(Dataset entries)
◆ ◆ ◆

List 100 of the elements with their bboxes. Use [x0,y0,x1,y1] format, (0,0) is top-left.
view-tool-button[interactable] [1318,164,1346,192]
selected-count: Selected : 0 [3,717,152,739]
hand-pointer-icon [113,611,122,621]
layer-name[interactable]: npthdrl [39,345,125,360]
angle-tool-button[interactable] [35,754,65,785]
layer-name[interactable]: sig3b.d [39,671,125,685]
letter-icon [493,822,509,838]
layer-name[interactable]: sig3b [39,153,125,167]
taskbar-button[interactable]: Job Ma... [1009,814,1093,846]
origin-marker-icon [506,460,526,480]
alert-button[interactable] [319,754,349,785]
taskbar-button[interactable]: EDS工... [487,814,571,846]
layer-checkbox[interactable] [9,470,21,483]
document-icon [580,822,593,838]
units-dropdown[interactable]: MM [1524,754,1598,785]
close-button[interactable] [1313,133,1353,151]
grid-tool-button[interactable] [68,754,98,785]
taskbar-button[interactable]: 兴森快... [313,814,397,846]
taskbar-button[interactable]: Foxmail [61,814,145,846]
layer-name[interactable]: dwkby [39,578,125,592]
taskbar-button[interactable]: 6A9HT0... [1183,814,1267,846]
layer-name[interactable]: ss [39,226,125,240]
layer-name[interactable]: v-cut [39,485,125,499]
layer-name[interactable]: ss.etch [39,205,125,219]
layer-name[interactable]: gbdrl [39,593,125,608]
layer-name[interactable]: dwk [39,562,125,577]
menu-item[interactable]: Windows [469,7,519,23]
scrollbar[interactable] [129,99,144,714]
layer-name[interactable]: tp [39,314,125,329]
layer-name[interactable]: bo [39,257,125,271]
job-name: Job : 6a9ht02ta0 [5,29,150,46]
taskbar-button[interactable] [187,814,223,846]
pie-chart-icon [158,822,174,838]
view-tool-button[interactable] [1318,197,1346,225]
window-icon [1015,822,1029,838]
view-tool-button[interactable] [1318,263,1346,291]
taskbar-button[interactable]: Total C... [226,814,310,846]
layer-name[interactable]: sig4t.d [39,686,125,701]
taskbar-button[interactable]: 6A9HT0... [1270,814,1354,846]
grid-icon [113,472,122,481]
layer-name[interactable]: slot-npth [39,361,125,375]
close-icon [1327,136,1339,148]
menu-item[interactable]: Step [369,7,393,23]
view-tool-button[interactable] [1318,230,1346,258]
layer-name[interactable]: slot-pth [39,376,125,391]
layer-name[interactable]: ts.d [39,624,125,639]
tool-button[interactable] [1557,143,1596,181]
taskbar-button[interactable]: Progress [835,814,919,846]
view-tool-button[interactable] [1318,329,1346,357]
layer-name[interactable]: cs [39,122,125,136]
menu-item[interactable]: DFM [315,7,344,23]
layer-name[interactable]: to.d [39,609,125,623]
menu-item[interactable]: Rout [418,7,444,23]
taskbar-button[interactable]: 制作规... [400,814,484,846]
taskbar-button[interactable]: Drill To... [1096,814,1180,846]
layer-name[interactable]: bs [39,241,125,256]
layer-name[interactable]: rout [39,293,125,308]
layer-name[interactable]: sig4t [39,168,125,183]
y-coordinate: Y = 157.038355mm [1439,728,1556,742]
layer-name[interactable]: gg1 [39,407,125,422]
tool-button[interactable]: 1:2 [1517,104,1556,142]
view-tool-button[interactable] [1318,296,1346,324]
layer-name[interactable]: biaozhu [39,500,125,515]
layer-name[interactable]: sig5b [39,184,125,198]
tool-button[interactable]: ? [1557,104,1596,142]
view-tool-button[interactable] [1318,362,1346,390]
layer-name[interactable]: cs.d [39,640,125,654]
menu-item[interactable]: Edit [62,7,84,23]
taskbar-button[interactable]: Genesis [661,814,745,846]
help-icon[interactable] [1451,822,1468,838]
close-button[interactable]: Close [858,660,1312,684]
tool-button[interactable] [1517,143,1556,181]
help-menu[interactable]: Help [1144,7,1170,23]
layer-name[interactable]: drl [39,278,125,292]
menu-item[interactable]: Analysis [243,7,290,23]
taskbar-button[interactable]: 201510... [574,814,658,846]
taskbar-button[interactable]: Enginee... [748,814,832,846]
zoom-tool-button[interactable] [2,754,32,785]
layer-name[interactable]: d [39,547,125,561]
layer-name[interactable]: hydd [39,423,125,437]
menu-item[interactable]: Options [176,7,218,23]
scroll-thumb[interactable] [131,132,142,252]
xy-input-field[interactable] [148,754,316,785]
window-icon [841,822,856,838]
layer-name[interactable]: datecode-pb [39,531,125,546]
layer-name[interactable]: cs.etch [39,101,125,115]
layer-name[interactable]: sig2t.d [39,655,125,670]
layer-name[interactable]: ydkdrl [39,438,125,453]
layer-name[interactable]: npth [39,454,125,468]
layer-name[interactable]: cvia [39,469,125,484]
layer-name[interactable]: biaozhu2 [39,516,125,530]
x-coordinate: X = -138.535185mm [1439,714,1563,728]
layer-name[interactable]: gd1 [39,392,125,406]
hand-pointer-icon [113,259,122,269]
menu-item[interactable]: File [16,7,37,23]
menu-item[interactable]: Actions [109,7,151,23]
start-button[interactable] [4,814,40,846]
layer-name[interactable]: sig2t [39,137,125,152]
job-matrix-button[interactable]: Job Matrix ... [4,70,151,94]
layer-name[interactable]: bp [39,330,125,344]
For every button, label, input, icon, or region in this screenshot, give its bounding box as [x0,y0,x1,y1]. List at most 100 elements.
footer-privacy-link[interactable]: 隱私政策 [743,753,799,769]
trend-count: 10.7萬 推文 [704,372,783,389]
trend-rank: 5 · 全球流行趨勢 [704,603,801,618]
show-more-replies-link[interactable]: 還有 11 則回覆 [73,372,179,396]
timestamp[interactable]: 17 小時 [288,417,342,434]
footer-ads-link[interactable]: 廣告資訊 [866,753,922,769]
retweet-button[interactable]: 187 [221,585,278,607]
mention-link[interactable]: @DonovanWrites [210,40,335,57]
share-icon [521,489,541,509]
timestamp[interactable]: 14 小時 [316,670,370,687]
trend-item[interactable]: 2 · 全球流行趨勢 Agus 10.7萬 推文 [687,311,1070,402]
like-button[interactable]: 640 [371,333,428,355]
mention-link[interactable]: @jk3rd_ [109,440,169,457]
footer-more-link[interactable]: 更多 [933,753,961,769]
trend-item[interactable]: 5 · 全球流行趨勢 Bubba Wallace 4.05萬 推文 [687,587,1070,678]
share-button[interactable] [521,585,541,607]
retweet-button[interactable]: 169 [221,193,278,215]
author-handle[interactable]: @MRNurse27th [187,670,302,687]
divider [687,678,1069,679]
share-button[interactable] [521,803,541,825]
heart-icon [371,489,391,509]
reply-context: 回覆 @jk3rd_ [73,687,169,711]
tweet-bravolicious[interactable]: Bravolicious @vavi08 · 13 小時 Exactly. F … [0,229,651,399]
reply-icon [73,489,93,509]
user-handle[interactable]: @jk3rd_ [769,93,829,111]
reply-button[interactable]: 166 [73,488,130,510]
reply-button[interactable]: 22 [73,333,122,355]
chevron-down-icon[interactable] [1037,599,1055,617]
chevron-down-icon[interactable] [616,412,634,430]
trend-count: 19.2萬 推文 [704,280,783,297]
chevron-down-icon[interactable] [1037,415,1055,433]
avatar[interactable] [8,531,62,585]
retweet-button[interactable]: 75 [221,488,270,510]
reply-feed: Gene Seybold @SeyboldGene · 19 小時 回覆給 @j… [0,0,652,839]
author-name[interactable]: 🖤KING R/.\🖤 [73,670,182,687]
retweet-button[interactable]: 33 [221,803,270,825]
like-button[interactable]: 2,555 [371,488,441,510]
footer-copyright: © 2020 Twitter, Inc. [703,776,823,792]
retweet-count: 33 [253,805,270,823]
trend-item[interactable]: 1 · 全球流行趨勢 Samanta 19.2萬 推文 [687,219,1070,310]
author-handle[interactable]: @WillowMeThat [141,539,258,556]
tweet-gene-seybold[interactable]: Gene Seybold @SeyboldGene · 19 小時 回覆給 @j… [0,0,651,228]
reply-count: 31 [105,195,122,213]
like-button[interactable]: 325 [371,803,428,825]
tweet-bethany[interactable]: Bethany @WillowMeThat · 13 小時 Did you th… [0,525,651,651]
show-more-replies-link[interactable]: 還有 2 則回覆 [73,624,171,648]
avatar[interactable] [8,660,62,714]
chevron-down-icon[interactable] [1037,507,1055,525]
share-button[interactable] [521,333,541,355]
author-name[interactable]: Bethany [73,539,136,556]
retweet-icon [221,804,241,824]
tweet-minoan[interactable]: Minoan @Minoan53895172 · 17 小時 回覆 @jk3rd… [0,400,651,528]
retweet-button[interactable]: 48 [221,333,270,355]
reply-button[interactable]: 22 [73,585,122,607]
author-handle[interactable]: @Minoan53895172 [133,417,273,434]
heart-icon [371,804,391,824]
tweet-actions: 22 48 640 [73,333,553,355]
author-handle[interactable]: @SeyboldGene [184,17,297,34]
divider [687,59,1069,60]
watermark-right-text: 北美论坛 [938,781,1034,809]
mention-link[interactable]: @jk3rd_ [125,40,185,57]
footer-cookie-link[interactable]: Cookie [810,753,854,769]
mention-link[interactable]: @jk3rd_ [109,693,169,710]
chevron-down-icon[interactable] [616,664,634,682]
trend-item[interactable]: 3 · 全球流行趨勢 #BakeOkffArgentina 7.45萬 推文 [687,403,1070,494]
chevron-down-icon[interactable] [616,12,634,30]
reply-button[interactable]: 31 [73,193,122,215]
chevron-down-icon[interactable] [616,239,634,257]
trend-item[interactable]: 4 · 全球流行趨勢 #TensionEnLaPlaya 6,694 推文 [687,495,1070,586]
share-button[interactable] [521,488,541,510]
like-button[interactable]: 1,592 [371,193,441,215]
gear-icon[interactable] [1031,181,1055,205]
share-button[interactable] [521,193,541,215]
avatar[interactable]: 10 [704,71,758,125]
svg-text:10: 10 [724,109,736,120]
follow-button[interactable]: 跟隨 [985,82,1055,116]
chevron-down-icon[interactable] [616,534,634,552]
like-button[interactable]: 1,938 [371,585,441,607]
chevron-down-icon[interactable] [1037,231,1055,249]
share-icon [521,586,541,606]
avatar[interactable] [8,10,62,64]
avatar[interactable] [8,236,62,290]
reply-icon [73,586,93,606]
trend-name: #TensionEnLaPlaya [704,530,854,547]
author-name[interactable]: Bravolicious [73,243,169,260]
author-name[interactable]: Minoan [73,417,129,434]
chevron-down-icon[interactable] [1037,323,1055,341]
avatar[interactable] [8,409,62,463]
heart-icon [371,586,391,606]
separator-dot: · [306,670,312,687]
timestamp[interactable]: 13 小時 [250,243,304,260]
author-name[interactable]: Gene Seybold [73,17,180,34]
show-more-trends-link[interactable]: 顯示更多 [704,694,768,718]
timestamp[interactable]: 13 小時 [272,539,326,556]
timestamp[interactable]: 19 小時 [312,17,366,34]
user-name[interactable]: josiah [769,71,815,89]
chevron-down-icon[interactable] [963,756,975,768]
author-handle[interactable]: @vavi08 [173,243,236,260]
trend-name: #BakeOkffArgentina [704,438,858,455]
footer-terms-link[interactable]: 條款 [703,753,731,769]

◆ ◆ ◆

Read the data above. Pull out each line in which the string "close" appears.

Solution below:
close-button[interactable] [1313,133,1353,151]
close-icon [1327,136,1339,148]
close-button[interactable]: Close [858,660,1312,684]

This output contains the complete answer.